+++ Given records +++

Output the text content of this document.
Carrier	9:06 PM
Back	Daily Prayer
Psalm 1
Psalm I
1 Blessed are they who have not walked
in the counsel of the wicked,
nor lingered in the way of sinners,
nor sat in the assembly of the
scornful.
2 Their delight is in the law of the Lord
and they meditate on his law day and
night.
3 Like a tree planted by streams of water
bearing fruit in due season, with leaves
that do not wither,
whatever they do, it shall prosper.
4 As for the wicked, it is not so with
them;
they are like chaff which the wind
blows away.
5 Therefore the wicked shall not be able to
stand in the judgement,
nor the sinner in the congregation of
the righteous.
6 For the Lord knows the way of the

+++

• Instructions to follow: Copy out each line of the data where the string "they" appears.

• Reply to the task:
1 Blessed are they who have not walked
and they meditate on his law day and
whatever they do, it shall prosper.
they are like chaff which the wind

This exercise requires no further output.